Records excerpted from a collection
☆ ☆ ☆ ☆

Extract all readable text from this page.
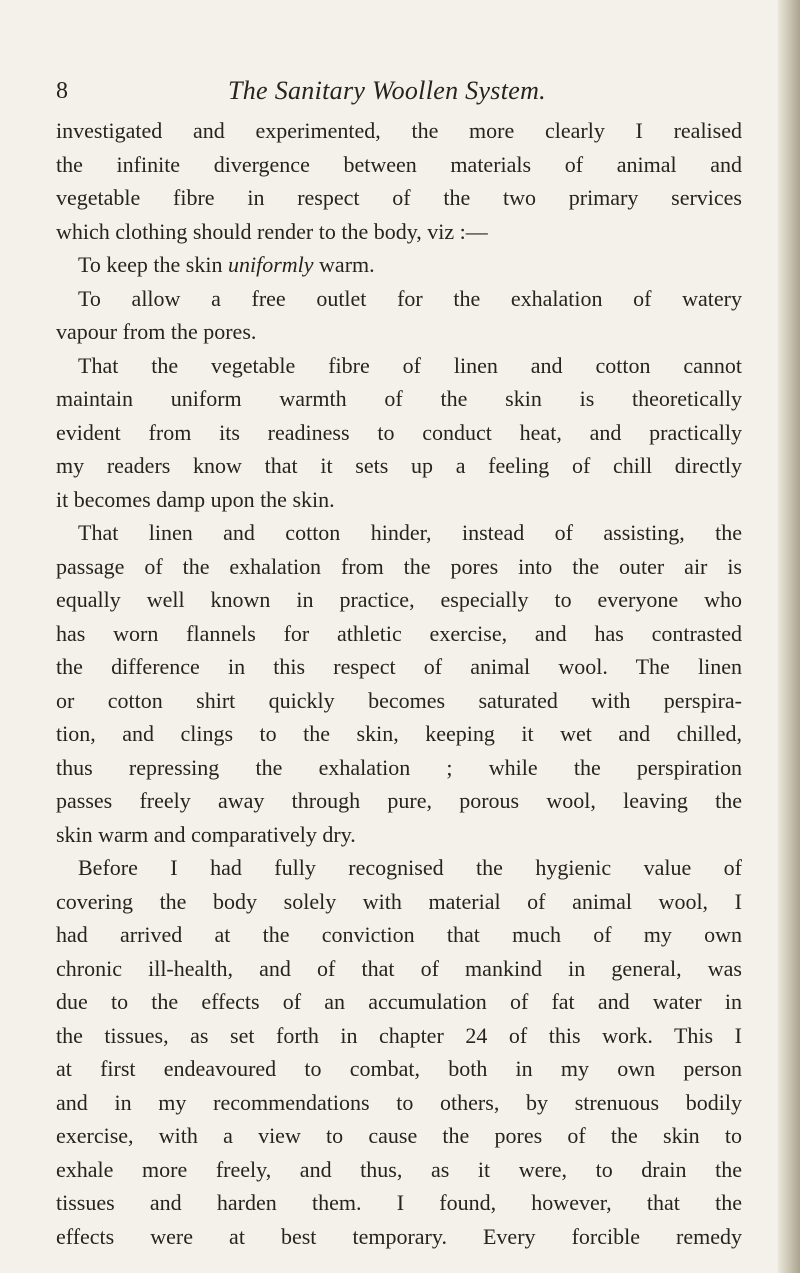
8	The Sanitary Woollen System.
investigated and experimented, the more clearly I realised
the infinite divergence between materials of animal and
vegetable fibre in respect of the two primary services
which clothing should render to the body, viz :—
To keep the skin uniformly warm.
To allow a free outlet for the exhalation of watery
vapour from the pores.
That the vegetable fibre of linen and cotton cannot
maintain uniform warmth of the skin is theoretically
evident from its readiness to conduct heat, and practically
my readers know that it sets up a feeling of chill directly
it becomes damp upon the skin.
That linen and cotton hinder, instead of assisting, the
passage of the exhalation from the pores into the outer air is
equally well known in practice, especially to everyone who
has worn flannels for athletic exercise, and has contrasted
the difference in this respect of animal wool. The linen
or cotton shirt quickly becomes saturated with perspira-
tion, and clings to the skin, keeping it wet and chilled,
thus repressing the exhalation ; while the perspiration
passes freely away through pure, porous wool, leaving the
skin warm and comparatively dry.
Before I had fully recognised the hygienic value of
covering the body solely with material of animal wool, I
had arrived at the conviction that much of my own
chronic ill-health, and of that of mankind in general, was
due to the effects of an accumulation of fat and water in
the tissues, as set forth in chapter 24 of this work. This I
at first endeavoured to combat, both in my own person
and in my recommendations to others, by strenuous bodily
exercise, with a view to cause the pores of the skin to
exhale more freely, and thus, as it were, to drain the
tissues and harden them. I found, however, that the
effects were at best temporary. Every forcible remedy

☆ ☆ ☆ ☆

■ What to work on
Retype all entries exactly as they appear, dropping the images.

■ Answer to the problem
Extract all readable text from this page.
8	The Sanitary Woollen System.
investigated and experimented, the more clearly I realised
the infinite divergence between materials of animal and
vegetable fibre in respect of the two primary services
which clothing should render to the body, viz :—
To keep the skin uniformly warm.
To allow a free outlet for the exhalation of watery
vapour from the pores.
That the vegetable fibre of linen and cotton cannot
maintain uniform warmth of the skin is theoretically
evident from its readiness to conduct heat, and practically
my readers know that it sets up a feeling of chill directly
it becomes damp upon the skin.
That linen and cotton hinder, instead of assisting, the
passage of the exhalation from the pores into the outer air is
equally well known in practice, especially to everyone who
has worn flannels for athletic exercise, and has contrasted
the difference in this respect of animal wool. The linen
or cotton shirt quickly becomes saturated with perspira-
tion, and clings to the skin, keeping it wet and chilled,
thus repressing the exhalation ; while the perspiration
passes freely away through pure, porous wool, leaving the
skin warm and comparatively dry.
Before I had fully recognised the hygienic value of
covering the body solely with material of animal wool, I
had arrived at the conviction that much of my own
chronic ill-health, and of that of mankind in general, was
due to the effects of an accumulation of fat and water in
the tissues, as set forth in chapter 24 of this work. This I
at first endeavoured to combat, both in my own person
and in my recommendations to others, by strenuous bodily
exercise, with a view to cause the pores of the skin to
exhale more freely, and thus, as it were, to drain the
tissues and harden them. I found, however, that the
effects were at best temporary. Every forcible remedy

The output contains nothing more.